"""

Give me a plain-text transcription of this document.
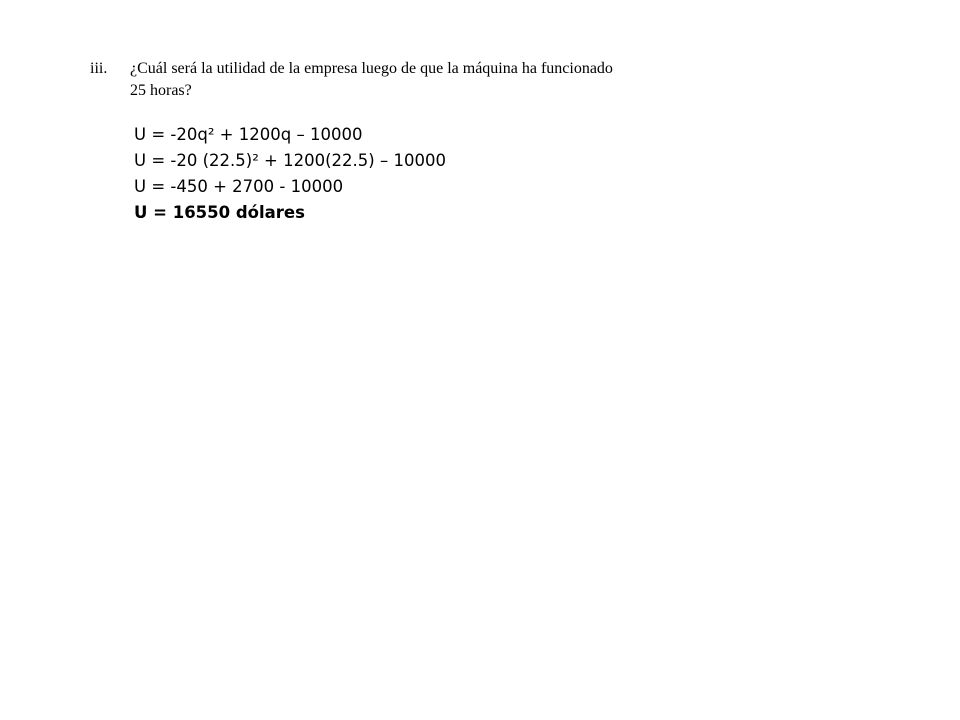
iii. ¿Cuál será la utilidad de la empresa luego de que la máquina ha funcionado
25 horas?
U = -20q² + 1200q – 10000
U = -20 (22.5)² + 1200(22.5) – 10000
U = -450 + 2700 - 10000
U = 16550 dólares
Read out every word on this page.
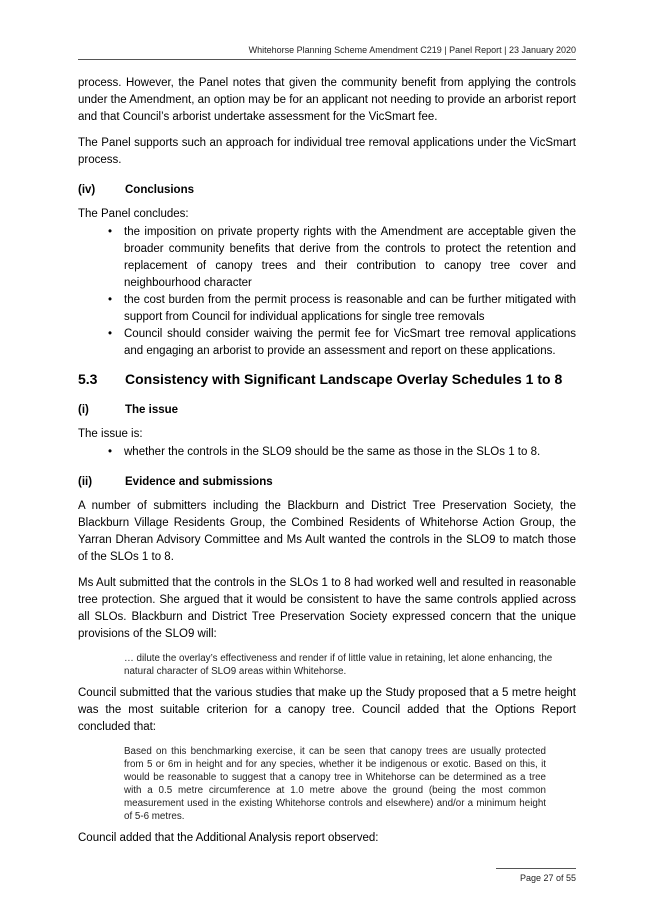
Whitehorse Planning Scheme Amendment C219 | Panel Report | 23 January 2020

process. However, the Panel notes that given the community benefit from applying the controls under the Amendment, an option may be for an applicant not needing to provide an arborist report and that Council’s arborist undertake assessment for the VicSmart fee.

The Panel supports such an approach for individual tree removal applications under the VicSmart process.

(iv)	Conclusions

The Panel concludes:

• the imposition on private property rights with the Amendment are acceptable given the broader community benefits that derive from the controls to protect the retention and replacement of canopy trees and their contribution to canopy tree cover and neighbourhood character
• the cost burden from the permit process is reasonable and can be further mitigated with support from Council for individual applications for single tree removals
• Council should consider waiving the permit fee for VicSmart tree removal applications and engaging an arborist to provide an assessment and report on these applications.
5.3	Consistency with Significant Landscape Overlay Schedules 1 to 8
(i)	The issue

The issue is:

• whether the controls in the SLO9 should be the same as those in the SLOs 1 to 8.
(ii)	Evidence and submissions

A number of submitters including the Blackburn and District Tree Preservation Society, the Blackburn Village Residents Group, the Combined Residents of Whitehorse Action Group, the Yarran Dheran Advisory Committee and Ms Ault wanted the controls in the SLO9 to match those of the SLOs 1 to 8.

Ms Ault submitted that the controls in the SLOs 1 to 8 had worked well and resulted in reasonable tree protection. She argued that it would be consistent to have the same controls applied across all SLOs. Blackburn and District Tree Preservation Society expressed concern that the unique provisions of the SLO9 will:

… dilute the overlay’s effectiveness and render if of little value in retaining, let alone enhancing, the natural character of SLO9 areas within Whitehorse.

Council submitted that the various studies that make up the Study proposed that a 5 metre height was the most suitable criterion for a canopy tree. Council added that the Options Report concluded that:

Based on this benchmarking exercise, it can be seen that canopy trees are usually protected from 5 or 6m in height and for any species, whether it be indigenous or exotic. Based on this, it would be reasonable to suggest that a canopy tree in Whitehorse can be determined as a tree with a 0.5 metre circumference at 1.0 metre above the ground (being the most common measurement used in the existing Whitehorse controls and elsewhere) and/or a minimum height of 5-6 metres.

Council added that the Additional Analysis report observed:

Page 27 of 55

"""

-- WHAT TO WORK ON --
What is the number of lines in this material that hold the string "individual"? Answer with that number only.

-- ANSWER BELOW --
2